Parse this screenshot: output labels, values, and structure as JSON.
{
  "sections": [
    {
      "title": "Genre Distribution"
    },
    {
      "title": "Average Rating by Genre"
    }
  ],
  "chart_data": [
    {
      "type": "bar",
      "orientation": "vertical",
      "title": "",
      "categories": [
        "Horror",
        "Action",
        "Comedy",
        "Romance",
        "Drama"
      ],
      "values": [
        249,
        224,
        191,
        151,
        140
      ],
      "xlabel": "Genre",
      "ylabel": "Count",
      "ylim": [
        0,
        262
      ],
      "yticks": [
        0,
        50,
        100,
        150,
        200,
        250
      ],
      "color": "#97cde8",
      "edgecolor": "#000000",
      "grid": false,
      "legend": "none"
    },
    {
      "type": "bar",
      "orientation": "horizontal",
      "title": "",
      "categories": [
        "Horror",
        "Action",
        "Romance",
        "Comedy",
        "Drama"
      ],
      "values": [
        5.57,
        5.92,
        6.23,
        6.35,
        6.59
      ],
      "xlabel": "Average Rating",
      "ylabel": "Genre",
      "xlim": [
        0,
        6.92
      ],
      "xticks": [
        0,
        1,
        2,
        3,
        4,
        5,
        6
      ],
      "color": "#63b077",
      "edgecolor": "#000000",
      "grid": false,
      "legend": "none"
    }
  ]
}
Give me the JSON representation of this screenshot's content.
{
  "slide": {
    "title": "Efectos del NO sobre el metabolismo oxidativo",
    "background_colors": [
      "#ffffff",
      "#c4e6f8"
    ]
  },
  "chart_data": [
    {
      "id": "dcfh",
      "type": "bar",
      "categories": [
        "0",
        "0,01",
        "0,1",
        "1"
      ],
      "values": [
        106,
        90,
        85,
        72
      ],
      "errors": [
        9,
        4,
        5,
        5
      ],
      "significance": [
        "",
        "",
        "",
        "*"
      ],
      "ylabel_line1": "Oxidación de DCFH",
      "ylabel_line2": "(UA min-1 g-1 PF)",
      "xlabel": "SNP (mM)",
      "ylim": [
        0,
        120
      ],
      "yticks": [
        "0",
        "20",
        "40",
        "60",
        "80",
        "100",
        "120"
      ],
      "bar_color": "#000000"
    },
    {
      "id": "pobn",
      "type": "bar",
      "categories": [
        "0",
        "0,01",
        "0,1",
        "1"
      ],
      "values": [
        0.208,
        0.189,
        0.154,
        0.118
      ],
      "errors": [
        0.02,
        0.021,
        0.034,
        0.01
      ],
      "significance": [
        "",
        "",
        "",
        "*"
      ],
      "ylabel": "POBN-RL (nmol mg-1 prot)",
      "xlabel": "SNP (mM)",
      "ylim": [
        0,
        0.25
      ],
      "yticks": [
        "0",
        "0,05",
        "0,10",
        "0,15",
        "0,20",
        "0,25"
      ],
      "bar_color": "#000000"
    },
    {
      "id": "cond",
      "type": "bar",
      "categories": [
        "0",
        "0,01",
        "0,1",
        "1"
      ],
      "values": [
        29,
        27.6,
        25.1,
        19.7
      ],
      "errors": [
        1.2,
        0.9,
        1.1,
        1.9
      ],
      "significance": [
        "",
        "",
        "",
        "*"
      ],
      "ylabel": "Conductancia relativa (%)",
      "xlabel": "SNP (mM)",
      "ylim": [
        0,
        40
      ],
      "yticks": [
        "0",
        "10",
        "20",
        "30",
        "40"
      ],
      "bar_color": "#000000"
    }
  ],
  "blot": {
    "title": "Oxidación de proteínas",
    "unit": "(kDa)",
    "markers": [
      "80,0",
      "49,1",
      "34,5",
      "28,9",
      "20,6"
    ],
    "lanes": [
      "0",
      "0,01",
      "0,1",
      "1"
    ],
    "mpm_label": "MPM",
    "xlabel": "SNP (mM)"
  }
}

* [What you need to do]:
Reproduce the full listing word for word.

* [Expected answer]:
Parse this screenshot: output labels, values, and structure as JSON.
{
  "sections": [
    {
      "title": "Genre Distribution"
    },
    {
      "title": "Average Rating by Genre"
    }
  ],
  "chart_data": [
    {
      "type": "bar",
      "orientation": "vertical",
      "title": "",
      "categories": [
        "Horror",
        "Action",
        "Comedy",
        "Romance",
        "Drama"
      ],
      "values": [
        249,
        224,
        191,
        151,
        140
      ],
      "xlabel": "Genre",
      "ylabel": "Count",
      "ylim": [
        0,
        262
      ],
      "yticks": [
        0,
        50,
        100,
        150,
        200,
        250
      ],
      "color": "#97cde8",
      "edgecolor": "#000000",
      "grid": false,
      "legend": "none"
    },
    {
      "type": "bar",
      "orientation": "horizontal",
      "title": "",
      "categories": [
        "Horror",
        "Action",
        "Romance",
        "Comedy",
        "Drama"
      ],
      "values": [
        5.57,
        5.92,
        6.23,
        6.35,
        6.59
      ],
      "xlabel": "Average Rating",
      "ylabel": "Genre",
      "xlim": [
        0,
        6.92
      ],
      "xticks": [
        0,
        1,
        2,
        3,
        4,
        5,
        6
      ],
      "color": "#63b077",
      "edgecolor": "#000000",
      "grid": false,
      "legend": "none"
    }
  ]
}
Give me the JSON representation of this screenshot's content.
{
  "slide": {
    "title": "Efectos del NO sobre el metabolismo oxidativo",
    "background_colors": [
      "#ffffff",
      "#c4e6f8"
    ]
  },
  "chart_data": [
    {
      "id": "dcfh",
      "type": "bar",
      "categories": [
        "0",
        "0,01",
        "0,1",
        "1"
      ],
      "values": [
        106,
        90,
        85,
        72
      ],
      "errors": [
        9,
        4,
        5,
        5
      ],
      "significance": [
        "",
        "",
        "",
        "*"
      ],
      "ylabel_line1": "Oxidación de DCFH",
      "ylabel_line2": "(UA min-1 g-1 PF)",
      "xlabel": "SNP (mM)",
      "ylim": [
        0,
        120
      ],
      "yticks": [
        "0",
        "20",
        "40",
        "60",
        "80",
        "100",
        "120"
      ],
      "bar_color": "#000000"
    },
    {
      "id": "pobn",
      "type": "bar",
      "categories": [
        "0",
        "0,01",
        "0,1",
        "1"
      ],
      "values": [
        0.208,
        0.189,
        0.154,
        0.118
      ],
      "errors": [
        0.02,
        0.021,
        0.034,
        0.01
      ],
      "significance": [
        "",
        "",
        "",
        "*"
      ],
      "ylabel": "POBN-RL (nmol mg-1 prot)",
      "xlabel": "SNP (mM)",
      "ylim": [
        0,
        0.25
      ],
      "yticks": [
        "0",
        "0,05",
        "0,10",
        "0,15",
        "0,20",
        "0,25"
      ],
      "bar_color": "#000000"
    },
    {
      "id": "cond",
      "type": "bar",
      "categories": [
        "0",
        "0,01",
        "0,1",
        "1"
      ],
      "values": [
        29,
        27.6,
        25.1,
        19.7
      ],
      "errors": [
        1.2,
        0.9,
        1.1,
        1.9
      ],
      "significance": [
        "",
        "",
        "",
        "*"
      ],
      "ylabel": "Conductancia relativa (%)",
      "xlabel": "SNP (mM)",
      "ylim": [
        0,
        40
      ],
      "yticks": [
        "0",
        "10",
        "20",
        "30",
        "40"
      ],
      "bar_color": "#000000"
    }
  ],
  "blot": {
    "title": "Oxidación de proteínas",
    "unit": "(kDa)",
    "markers": [
      "80,0",
      "49,1",
      "34,5",
      "28,9",
      "20,6"
    ],
    "lanes": [
      "0",
      "0,01",
      "0,1",
      "1"
    ],
    "mpm_label": "MPM",
    "xlabel": "SNP (mM)"
  }
}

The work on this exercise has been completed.